PROBLEM DESCRIPTION: Keep the wording of the records intact as you retype them, and omit every image.
Start of Block
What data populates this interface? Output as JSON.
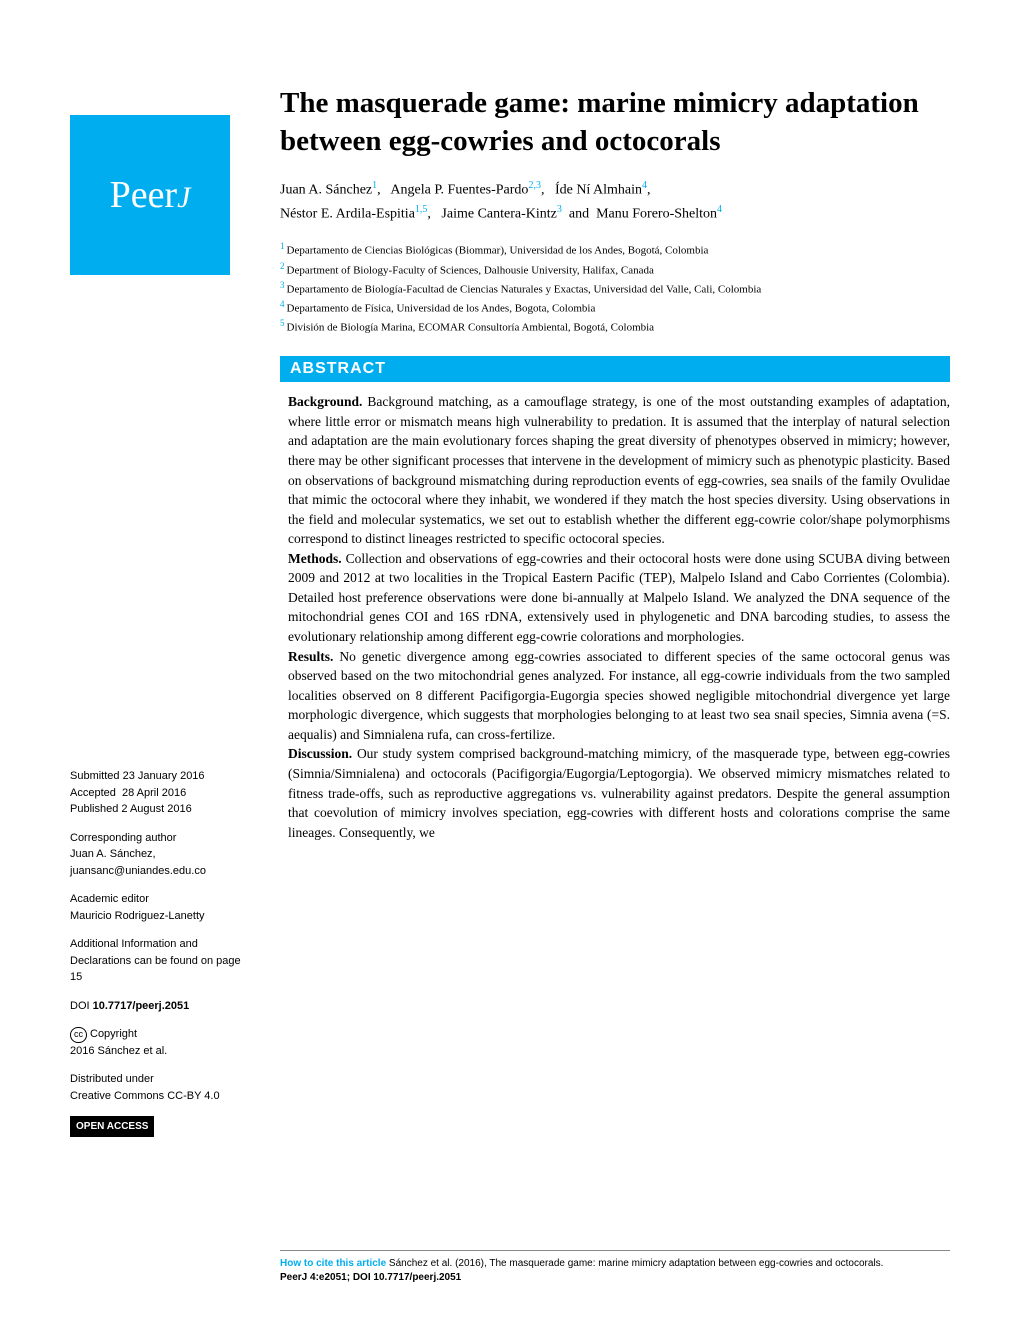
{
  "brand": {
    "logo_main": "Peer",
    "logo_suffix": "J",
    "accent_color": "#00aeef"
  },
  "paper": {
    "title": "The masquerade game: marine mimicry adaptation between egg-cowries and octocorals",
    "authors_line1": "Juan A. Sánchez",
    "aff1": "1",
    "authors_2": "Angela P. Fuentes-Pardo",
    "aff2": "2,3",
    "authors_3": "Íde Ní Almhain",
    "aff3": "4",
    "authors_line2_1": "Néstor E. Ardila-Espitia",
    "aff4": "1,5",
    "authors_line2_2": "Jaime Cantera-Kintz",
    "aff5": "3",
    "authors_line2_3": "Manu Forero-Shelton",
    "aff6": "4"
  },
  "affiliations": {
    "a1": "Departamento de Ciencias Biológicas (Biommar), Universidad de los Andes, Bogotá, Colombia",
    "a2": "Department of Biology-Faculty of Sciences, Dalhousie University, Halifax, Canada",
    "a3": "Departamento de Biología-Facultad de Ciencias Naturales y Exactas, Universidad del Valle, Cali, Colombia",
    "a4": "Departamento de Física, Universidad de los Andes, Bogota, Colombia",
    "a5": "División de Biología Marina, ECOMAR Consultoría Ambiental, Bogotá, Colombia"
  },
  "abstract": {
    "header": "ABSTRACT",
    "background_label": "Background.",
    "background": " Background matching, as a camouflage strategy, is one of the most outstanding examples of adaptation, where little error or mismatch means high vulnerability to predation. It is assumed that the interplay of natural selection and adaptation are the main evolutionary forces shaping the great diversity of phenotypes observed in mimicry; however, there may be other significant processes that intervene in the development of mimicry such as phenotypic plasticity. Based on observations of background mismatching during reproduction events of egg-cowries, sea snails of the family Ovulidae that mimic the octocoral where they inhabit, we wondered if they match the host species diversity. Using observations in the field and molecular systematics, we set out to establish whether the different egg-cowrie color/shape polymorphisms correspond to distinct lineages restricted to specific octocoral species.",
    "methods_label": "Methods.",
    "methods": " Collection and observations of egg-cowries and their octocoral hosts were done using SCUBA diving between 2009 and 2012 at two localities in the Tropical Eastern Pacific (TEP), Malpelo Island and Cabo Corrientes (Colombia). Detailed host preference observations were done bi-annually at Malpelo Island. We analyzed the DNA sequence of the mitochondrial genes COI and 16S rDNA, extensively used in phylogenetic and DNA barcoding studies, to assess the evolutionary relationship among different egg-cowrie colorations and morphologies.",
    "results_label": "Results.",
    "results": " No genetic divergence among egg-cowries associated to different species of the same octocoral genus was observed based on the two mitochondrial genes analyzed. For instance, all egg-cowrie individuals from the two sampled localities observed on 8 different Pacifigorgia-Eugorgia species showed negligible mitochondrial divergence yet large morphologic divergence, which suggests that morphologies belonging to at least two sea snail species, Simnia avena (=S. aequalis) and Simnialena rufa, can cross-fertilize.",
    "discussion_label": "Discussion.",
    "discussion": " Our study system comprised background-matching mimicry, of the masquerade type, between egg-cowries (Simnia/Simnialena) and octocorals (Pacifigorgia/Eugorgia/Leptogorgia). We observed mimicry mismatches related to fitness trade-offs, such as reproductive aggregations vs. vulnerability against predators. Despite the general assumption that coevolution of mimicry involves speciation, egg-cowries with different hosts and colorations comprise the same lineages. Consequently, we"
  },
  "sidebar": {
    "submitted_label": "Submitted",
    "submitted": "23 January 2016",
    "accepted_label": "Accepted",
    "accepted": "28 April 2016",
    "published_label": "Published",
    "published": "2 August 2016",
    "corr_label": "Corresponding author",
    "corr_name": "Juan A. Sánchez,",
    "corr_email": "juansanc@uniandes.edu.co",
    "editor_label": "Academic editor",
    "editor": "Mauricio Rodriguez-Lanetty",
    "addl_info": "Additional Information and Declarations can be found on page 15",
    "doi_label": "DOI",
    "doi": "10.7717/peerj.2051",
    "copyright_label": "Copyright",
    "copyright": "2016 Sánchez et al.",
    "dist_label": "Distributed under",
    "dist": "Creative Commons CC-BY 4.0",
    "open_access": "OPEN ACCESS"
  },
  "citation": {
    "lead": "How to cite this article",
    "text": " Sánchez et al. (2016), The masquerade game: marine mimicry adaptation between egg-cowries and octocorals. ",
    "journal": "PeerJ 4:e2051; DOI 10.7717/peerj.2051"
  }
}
End of Block
EXERCISE OUTPUT:
What data populates this interface? Output as JSON.
{
  "brand": {
    "logo_main": "Peer",
    "logo_suffix": "J",
    "accent_color": "#00aeef"
  },
  "paper": {
    "title": "The masquerade game: marine mimicry adaptation between egg-cowries and octocorals",
    "authors_line1": "Juan A. Sánchez",
    "aff1": "1",
    "authors_2": "Angela P. Fuentes-Pardo",
    "aff2": "2,3",
    "authors_3": "Íde Ní Almhain",
    "aff3": "4",
    "authors_line2_1": "Néstor E. Ardila-Espitia",
    "aff4": "1,5",
    "authors_line2_2": "Jaime Cantera-Kintz",
    "aff5": "3",
    "authors_line2_3": "Manu Forero-Shelton",
    "aff6": "4"
  },
  "affiliations": {
    "a1": "Departamento de Ciencias Biológicas (Biommar), Universidad de los Andes, Bogotá, Colombia",
    "a2": "Department of Biology-Faculty of Sciences, Dalhousie University, Halifax, Canada",
    "a3": "Departamento de Biología-Facultad de Ciencias Naturales y Exactas, Universidad del Valle, Cali, Colombia",
    "a4": "Departamento de Física, Universidad de los Andes, Bogota, Colombia",
    "a5": "División de Biología Marina, ECOMAR Consultoría Ambiental, Bogotá, Colombia"
  },
  "abstract": {
    "header": "ABSTRACT",
    "background_label": "Background.",
    "background": " Background matching, as a camouflage strategy, is one of the most outstanding examples of adaptation, where little error or mismatch means high vulnerability to predation. It is assumed that the interplay of natural selection and adaptation are the main evolutionary forces shaping the great diversity of phenotypes observed in mimicry; however, there may be other significant processes that intervene in the development of mimicry such as phenotypic plasticity. Based on observations of background mismatching during reproduction events of egg-cowries, sea snails of the family Ovulidae that mimic the octocoral where they inhabit, we wondered if they match the host species diversity. Using observations in the field and molecular systematics, we set out to establish whether the different egg-cowrie color/shape polymorphisms correspond to distinct lineages restricted to specific octocoral species.",
    "methods_label": "Methods.",
    "methods": " Collection and observations of egg-cowries and their octocoral hosts were done using SCUBA diving between 2009 and 2012 at two localities in the Tropical Eastern Pacific (TEP), Malpelo Island and Cabo Corrientes (Colombia). Detailed host preference observations were done bi-annually at Malpelo Island. We analyzed the DNA sequence of the mitochondrial genes COI and 16S rDNA, extensively used in phylogenetic and DNA barcoding studies, to assess the evolutionary relationship among different egg-cowrie colorations and morphologies.",
    "results_label": "Results.",
    "results": " No genetic divergence among egg-cowries associated to different species of the same octocoral genus was observed based on the two mitochondrial genes analyzed. For instance, all egg-cowrie individuals from the two sampled localities observed on 8 different Pacifigorgia-Eugorgia species showed negligible mitochondrial divergence yet large morphologic divergence, which suggests that morphologies belonging to at least two sea snail species, Simnia avena (=S. aequalis) and Simnialena rufa, can cross-fertilize.",
    "discussion_label": "Discussion.",
    "discussion": " Our study system comprised background-matching mimicry, of the masquerade type, between egg-cowries (Simnia/Simnialena) and octocorals (Pacifigorgia/Eugorgia/Leptogorgia). We observed mimicry mismatches related to fitness trade-offs, such as reproductive aggregations vs. vulnerability against predators. Despite the general assumption that coevolution of mimicry involves speciation, egg-cowries with different hosts and colorations comprise the same lineages. Consequently, we"
  },
  "sidebar": {
    "submitted_label": "Submitted",
    "submitted": "23 January 2016",
    "accepted_label": "Accepted",
    "accepted": "28 April 2016",
    "published_label": "Published",
    "published": "2 August 2016",
    "corr_label": "Corresponding author",
    "corr_name": "Juan A. Sánchez,",
    "corr_email": "juansanc@uniandes.edu.co",
    "editor_label": "Academic editor",
    "editor": "Mauricio Rodriguez-Lanetty",
    "addl_info": "Additional Information and Declarations can be found on page 15",
    "doi_label": "DOI",
    "doi": "10.7717/peerj.2051",
    "copyright_label": "Copyright",
    "copyright": "2016 Sánchez et al.",
    "dist_label": "Distributed under",
    "dist": "Creative Commons CC-BY 4.0",
    "open_access": "OPEN ACCESS"
  },
  "citation": {
    "lead": "How to cite this article",
    "text": " Sánchez et al. (2016), The masquerade game: marine mimicry adaptation between egg-cowries and octocorals. ",
    "journal": "PeerJ 4:e2051; DOI 10.7717/peerj.2051"
  }
}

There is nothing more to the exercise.